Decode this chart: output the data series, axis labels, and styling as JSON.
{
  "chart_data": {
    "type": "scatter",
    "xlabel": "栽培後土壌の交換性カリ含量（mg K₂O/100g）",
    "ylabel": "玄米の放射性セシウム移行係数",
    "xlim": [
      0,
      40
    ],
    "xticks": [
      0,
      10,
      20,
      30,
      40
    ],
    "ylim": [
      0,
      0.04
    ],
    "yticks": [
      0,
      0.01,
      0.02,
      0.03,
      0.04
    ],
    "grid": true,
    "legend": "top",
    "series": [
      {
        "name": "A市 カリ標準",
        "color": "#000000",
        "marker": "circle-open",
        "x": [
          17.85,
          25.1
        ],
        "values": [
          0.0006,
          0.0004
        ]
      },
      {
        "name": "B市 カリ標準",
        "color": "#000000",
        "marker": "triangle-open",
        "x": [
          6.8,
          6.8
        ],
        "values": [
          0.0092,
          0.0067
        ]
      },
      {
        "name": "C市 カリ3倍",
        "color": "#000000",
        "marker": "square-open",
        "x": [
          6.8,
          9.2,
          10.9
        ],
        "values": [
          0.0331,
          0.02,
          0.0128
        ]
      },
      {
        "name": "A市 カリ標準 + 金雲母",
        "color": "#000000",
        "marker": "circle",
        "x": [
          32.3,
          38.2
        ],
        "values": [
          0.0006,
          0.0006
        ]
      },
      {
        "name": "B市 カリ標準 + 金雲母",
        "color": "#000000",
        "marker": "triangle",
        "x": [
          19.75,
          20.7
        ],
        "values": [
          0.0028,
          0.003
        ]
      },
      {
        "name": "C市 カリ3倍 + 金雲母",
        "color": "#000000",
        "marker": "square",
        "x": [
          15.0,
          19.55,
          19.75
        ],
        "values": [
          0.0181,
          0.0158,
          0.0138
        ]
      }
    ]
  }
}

■ TASK PROMPT: Quote the data in full, keeping each word unchanged.

■ THE SOLUTION:
Decode this chart: output the data series, axis labels, and styling as JSON.
{
  "chart_data": {
    "type": "scatter",
    "xlabel": "栽培後土壌の交換性カリ含量（mg K₂O/100g）",
    "ylabel": "玄米の放射性セシウム移行係数",
    "xlim": [
      0,
      40
    ],
    "xticks": [
      0,
      10,
      20,
      30,
      40
    ],
    "ylim": [
      0,
      0.04
    ],
    "yticks": [
      0,
      0.01,
      0.02,
      0.03,
      0.04
    ],
    "grid": true,
    "legend": "top",
    "series": [
      {
        "name": "A市 カリ標準",
        "color": "#000000",
        "marker": "circle-open",
        "x": [
          17.85,
          25.1
        ],
        "values": [
          0.0006,
          0.0004
        ]
      },
      {
        "name": "B市 カリ標準",
        "color": "#000000",
        "marker": "triangle-open",
        "x": [
          6.8,
          6.8
        ],
        "values": [
          0.0092,
          0.0067
        ]
      },
      {
        "name": "C市 カリ3倍",
        "color": "#000000",
        "marker": "square-open",
        "x": [
          6.8,
          9.2,
          10.9
        ],
        "values": [
          0.0331,
          0.02,
          0.0128
        ]
      },
      {
        "name": "A市 カリ標準 + 金雲母",
        "color": "#000000",
        "marker": "circle",
        "x": [
          32.3,
          38.2
        ],
        "values": [
          0.0006,
          0.0006
        ]
      },
      {
        "name": "B市 カリ標準 + 金雲母",
        "color": "#000000",
        "marker": "triangle",
        "x": [
          19.75,
          20.7
        ],
        "values": [
          0.0028,
          0.003
        ]
      },
      {
        "name": "C市 カリ3倍 + 金雲母",
        "color": "#000000",
        "marker": "square",
        "x": [
          15.0,
          19.55,
          19.75
        ],
        "values": [
          0.0181,
          0.0158,
          0.0138
        ]
      }
    ]
  }
}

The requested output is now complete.